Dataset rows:
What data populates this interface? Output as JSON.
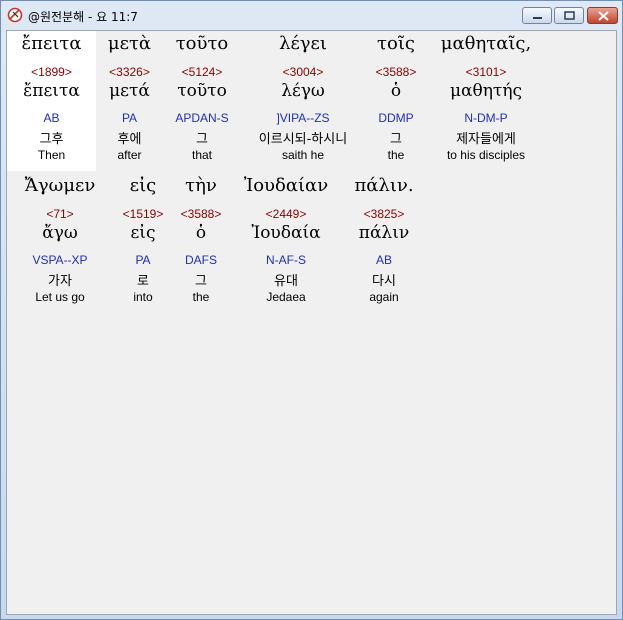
{
  "window": {
    "title": "@원전분해 - 요 11:7",
    "icon": "app-logo-icon",
    "controls": [
      "minimize-icon",
      "maximize-icon",
      "close-icon"
    ],
    "close_color": "#c0442e"
  },
  "colors": {
    "strong_number": "#8b0000",
    "morphology": "#1e2fb4",
    "background": "#f0f0f0",
    "selected": "#ffffff"
  },
  "lines": [
    {
      "words": [
        {
          "greek": "ἔπειτα",
          "strong": "<1899>",
          "lemma": "ἔπειτα",
          "morph": "AB",
          "korean": "그후",
          "english": "Then",
          "selected": true
        },
        {
          "greek": "μετὰ",
          "strong": "<3326>",
          "lemma": "μετά",
          "morph": "PA",
          "korean": "후에",
          "english": "after"
        },
        {
          "greek": "τοῦτο",
          "strong": "<5124>",
          "lemma": "τοῦτο",
          "morph": "APDAN-S",
          "korean": "그",
          "english": "that"
        },
        {
          "greek": "λέγει",
          "strong": "<3004>",
          "lemma": "λέγω",
          "morph": "]VIPA--ZS",
          "korean": "이르시되-하시니",
          "english": "saith he"
        },
        {
          "greek": "τοῖς",
          "strong": "<3588>",
          "lemma": "ὁ",
          "morph": "DDMP",
          "korean": "그",
          "english": "the"
        },
        {
          "greek": "μαθηταῖς,",
          "strong": "<3101>",
          "lemma": "μαθητής",
          "morph": "N-DM-P",
          "korean": "제자들에게",
          "english": "to his disciples"
        }
      ]
    },
    {
      "words": [
        {
          "greek": "Ἄγωμεν",
          "strong": "<71>",
          "lemma": "ἄγω",
          "morph": "VSPA--XP",
          "korean": "가자",
          "english": "Let us go"
        },
        {
          "greek": "εἰς",
          "strong": "<1519>",
          "lemma": "εἰς",
          "morph": "PA",
          "korean": "로",
          "english": "into"
        },
        {
          "greek": "τὴν",
          "strong": "<3588>",
          "lemma": "ὁ",
          "morph": "DAFS",
          "korean": "그",
          "english": "the"
        },
        {
          "greek": "Ἰουδαίαν",
          "strong": "<2449>",
          "lemma": "Ἰουδαία",
          "morph": "N-AF-S",
          "korean": "유대",
          "english": "Jedaea"
        },
        {
          "greek": "πάλιν.",
          "strong": "<3825>",
          "lemma": "πάλιν",
          "morph": "AB",
          "korean": "다시",
          "english": "again"
        }
      ]
    }
  ]
}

## Description of the task
Identify the lines that contain the string "greek", and copy every one of them.

## Written reply
          "greek": "ἔπειτα",
          "greek": "μετὰ",
          "greek": "τοῦτο",
          "greek": "λέγει",
          "greek": "τοῖς",
          "greek": "μαθηταῖς,",
          "greek": "Ἄγωμεν",
          "greek": "εἰς",
          "greek": "τὴν",
          "greek": "Ἰουδαίαν",
          "greek": "πάλιν.",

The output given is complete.